* [Task objective] In the entries below, find the lines that contain the word "trường" and copy them.

* [Material supplied]
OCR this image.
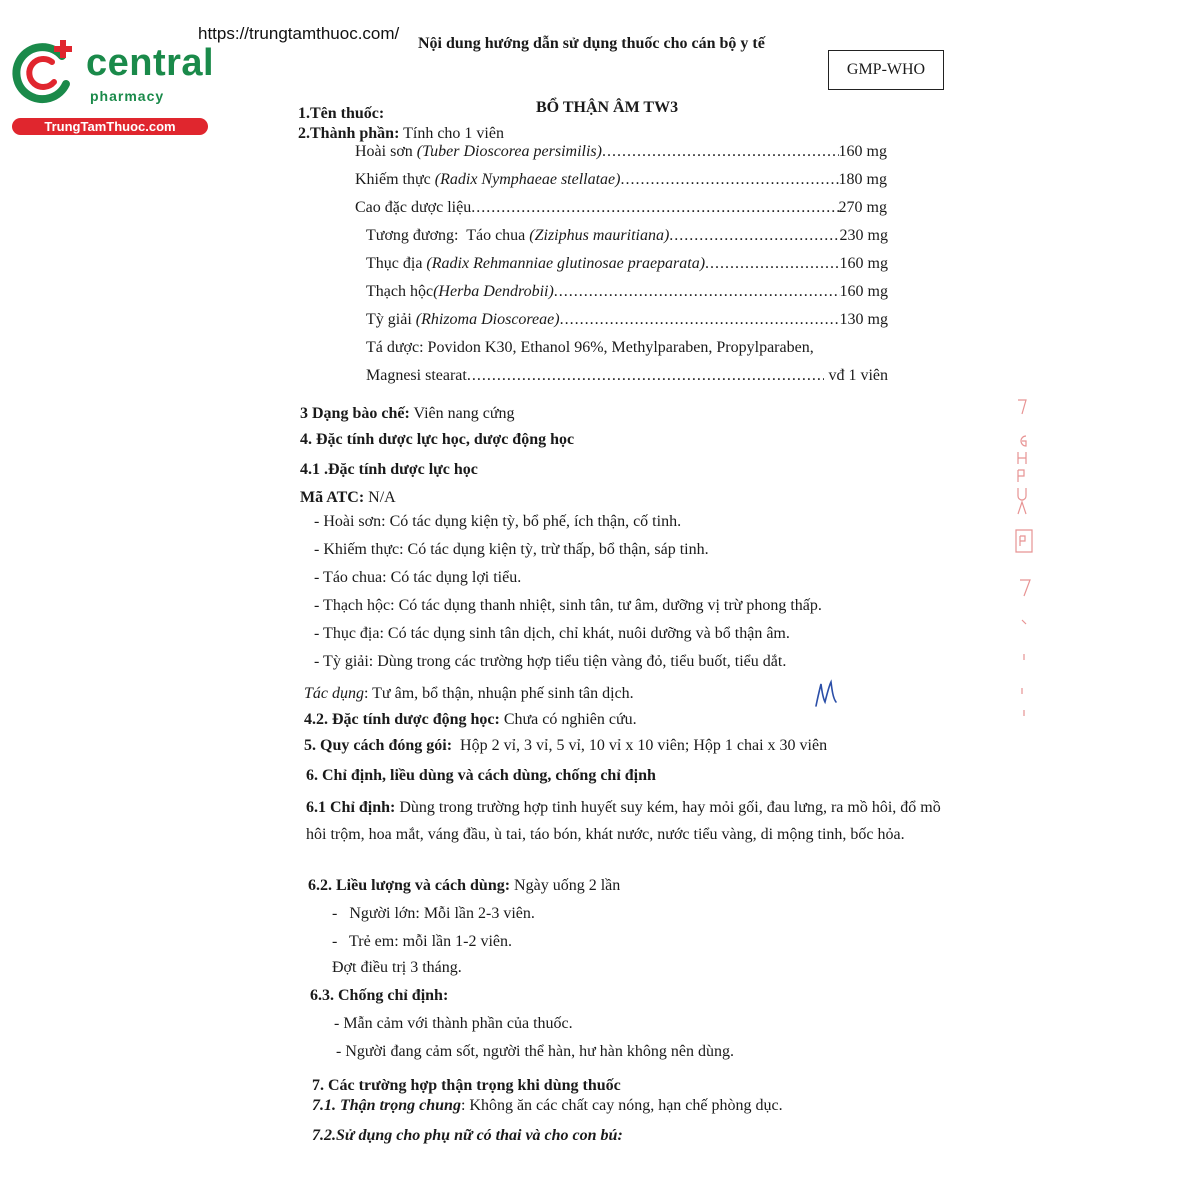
central
pharmacy
TrungTamThuoc.com
https://trungtamthuoc.com/
Nội dung hướng dẫn sử dụng thuốc cho cán bộ y tế
GMP-WHO
1.Tên thuốc:	BỔ THẬN ÂM TW3
2.Thành phần: Tính cho 1 viên
Hoài sơn (Tuber Dioscorea persimilis) .....	160 mg
Khiếm thực (Radix Nymphaeae stellatae) .....	180 mg
Cao đặc dược liệu .....	270 mg
Tương đương:  Táo chua (Ziziphus mauritiana) .....	230 mg
Thục địa (Radix Rehmanniae glutinosae praeparata) .....	160 mg
Thạch hộc (Herba Dendrobii) .....	160 mg
Tỳ giải (Rhizoma Dioscoreae) .....	130 mg
Tá dược: Povidon K30, Ethanol 96%, Methylparaben, Propylparaben,
Magnesi stearat .....	vđ 1 viên
3 Dạng bào chế: Viên nang cứng
4. Đặc tính dược lực học, dược động học
4.1 .Đặc tính dược lực học
Mã ATC: N/A
- Hoài sơn: Có tác dụng kiện tỳ, bổ phế, ích thận, cố tinh.
- Khiếm thực: Có tác dụng kiện tỳ, trừ thấp, bổ thận, sáp tinh.
- Táo chua: Có tác dụng lợi tiểu.
- Thạch hộc: Có tác dụng thanh nhiệt, sinh tân, tư âm, dưỡng vị trừ phong thấp.
- Thục địa: Có tác dụng sinh tân dịch, chỉ khát, nuôi dưỡng và bổ thận âm.
- Tỳ giải: Dùng trong các trường hợp tiểu tiện vàng đỏ, tiểu buốt, tiểu dắt.
Tác dụng: Tư âm, bổ thận, nhuận phế sinh tân dịch.
4.2. Đặc tính dược động học: Chưa có nghiên cứu.
5. Quy cách đóng gói:  Hộp 2 vỉ, 3 vỉ, 5 vỉ, 10 vỉ x 10 viên; Hộp 1 chai x 30 viên
6. Chỉ định, liều dùng và cách dùng, chống chỉ định
6.1 Chỉ định: Dùng trong trường hợp tinh huyết suy kém, hay mỏi gối, đau lưng, ra mồ hôi, đổ mồ hôi trộm, hoa mắt, váng đầu, ù tai, táo bón, khát nước, nước tiểu vàng, di mộng tinh, bốc hỏa.
6.2. Liều lượng và cách dùng: Ngày uống 2 lần
-   Người lớn: Mỗi lần 2-3 viên.
-   Trẻ em: mỗi lần 1-2 viên.
Đợt điều trị 3 tháng.
6.3. Chống chỉ định:
- Mẫn cảm với thành phần của thuốc.
- Người đang cảm sốt, người thể hàn, hư hàn không nên dùng.
7. Các trường hợp thận trọng khi dùng thuốc
7.1. Thận trọng chung: Không ăn các chất cay nóng, hạn chế phòng dục.
7.2.Sử dụng cho phụ nữ có thai và cho con bú:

* [Solution below]
- Tỳ giải: Dùng trong các trường hợp tiểu tiện vàng đỏ, tiểu buốt, tiểu dắt.
6.1 Chỉ định: Dùng trong trường hợp tinh huyết suy kém, hay mỏi gối, đau lưng, ra mồ hôi, đổ mồ hôi trộm, hoa mắt, váng đầu, ù tai, táo bón, khát nước, nước tiểu vàng, di mộng tinh, bốc hỏa.
7. Các trường hợp thận trọng khi dùng thuốc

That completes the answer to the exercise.